According to the page about The Kissing-Dance, which play is the musical freely based on?

Passage to read:
——

The Kissing Dance

The Kissing-Dance

Music Howard Goodall

Book & Lyrics Charles Hart

Freely based on Oliver Goldsmith’s

She Stoops to Conquer

 

“..there is a freshness about the piece, which treats Goldsmith’s original with grace and wit, that is enormously appealing. Charles Hart’s lyrics are a constant pleasure because they are always thoroughly grown-up and yet full of mischief. For all the comic absurdities of the plot, this is that rare beast: a genuinely intelligent musical, a reminder that Goodall remains one of the most distinctive and undervalued composers in British musical theatre of the last 25 years.”

(Lyn Gardner, The Guardian, 28.03.11)

“A sparkling little classic”

(Sheridan Morley, New York Times Jan 5th 2000)

“I guarantee you’ll leave the theatre with a smile on your face, a spring in your step and a catchy tune on your lips.”

(Kathryn Pintus, Broadway World April 2011)

——

Data listing:
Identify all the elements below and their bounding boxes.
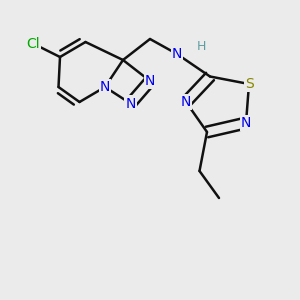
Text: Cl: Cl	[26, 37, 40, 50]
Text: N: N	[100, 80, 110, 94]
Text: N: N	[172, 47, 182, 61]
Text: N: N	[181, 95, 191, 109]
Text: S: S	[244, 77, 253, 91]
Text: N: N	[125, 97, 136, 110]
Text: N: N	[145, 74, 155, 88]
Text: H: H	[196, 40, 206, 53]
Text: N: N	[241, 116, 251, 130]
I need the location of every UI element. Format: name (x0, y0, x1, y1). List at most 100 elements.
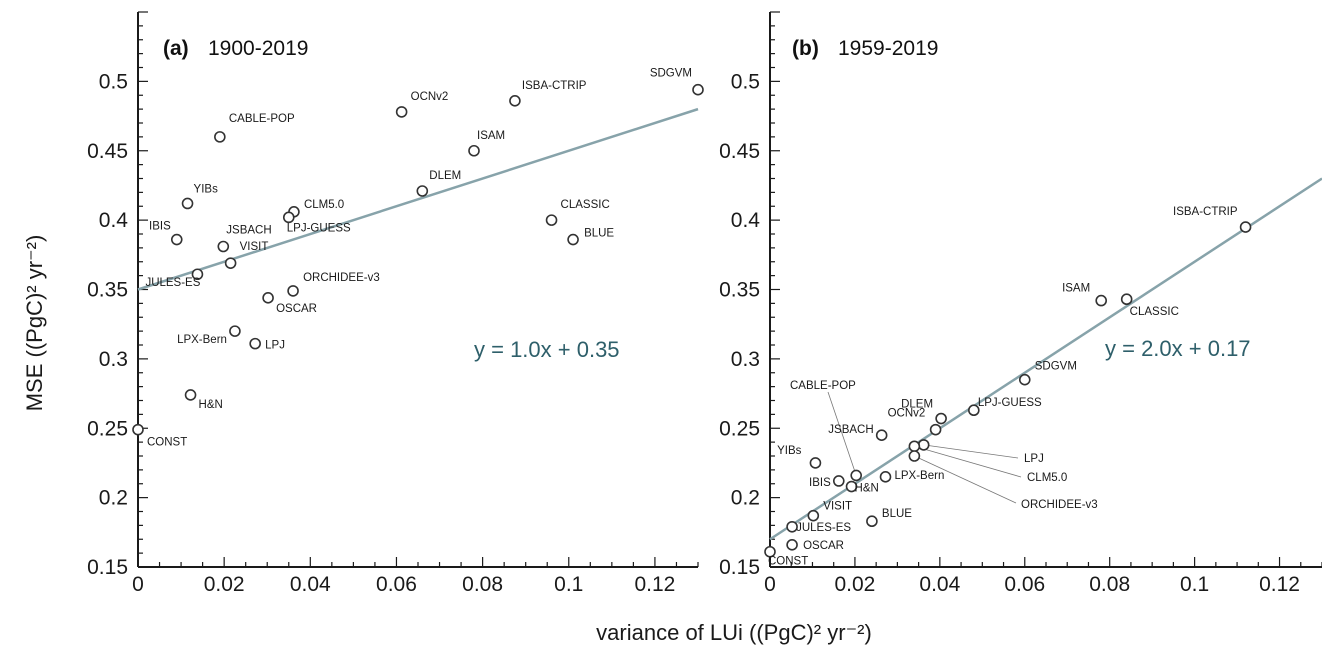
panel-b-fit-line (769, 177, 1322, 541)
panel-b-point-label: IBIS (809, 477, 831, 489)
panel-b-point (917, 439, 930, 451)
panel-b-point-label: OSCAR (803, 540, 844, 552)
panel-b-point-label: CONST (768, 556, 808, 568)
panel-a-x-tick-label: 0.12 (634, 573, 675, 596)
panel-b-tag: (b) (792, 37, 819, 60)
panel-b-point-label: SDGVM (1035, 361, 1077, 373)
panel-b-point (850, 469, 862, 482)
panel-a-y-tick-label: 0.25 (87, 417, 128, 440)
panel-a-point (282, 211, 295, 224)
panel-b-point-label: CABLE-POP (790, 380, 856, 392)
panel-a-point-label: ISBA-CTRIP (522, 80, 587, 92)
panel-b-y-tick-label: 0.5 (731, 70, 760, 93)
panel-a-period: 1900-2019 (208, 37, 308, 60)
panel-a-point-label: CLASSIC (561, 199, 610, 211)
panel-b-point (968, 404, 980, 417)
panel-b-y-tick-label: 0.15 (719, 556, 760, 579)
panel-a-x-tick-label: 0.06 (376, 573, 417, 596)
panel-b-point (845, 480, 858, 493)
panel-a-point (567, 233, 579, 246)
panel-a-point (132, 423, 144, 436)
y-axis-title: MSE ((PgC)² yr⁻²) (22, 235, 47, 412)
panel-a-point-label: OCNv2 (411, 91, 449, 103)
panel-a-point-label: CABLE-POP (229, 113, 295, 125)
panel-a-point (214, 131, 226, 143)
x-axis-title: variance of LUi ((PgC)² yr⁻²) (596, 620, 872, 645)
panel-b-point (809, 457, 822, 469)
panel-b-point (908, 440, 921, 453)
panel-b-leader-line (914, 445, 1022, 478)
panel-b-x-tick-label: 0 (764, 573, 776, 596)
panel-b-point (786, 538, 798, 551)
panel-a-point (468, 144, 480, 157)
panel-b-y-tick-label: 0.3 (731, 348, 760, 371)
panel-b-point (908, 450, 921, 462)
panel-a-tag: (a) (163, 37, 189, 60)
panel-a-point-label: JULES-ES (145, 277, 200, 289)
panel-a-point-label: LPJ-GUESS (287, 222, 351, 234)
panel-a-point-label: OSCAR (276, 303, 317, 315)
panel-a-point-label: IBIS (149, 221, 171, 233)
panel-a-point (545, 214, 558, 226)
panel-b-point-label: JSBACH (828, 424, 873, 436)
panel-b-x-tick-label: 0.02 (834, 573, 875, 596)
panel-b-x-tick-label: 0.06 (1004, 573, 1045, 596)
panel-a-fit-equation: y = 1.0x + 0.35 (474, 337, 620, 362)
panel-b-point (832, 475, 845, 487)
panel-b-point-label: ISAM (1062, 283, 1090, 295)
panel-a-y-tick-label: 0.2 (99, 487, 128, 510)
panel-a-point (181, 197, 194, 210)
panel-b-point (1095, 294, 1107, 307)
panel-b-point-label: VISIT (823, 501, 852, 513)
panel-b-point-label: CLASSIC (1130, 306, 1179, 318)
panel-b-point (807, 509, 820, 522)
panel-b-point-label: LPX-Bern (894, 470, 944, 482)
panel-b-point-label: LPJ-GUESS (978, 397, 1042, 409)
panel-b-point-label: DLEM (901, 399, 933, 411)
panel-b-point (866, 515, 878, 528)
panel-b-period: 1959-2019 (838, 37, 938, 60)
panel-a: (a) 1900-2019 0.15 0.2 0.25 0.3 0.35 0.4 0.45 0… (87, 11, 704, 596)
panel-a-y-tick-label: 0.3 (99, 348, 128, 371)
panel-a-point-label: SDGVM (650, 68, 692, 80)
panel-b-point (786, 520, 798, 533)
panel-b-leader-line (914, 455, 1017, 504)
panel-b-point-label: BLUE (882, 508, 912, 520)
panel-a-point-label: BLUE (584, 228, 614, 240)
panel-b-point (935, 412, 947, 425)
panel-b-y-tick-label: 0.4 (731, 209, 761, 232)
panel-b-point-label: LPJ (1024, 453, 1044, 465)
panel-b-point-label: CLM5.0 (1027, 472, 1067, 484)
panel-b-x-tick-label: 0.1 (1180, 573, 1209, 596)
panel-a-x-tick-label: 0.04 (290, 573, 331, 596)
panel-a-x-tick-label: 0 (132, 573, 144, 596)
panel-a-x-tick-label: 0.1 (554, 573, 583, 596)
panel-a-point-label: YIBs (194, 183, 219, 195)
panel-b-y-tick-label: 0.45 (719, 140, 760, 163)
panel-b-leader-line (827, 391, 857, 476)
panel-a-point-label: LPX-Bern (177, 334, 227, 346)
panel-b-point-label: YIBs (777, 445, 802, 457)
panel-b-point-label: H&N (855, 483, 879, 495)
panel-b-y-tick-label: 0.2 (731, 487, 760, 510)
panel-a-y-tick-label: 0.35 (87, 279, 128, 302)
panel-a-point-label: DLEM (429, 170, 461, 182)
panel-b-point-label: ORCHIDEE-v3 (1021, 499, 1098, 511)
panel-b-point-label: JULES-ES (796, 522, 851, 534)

——

Answer to this task: Oliver Goldsmith's She Stoops to Conquer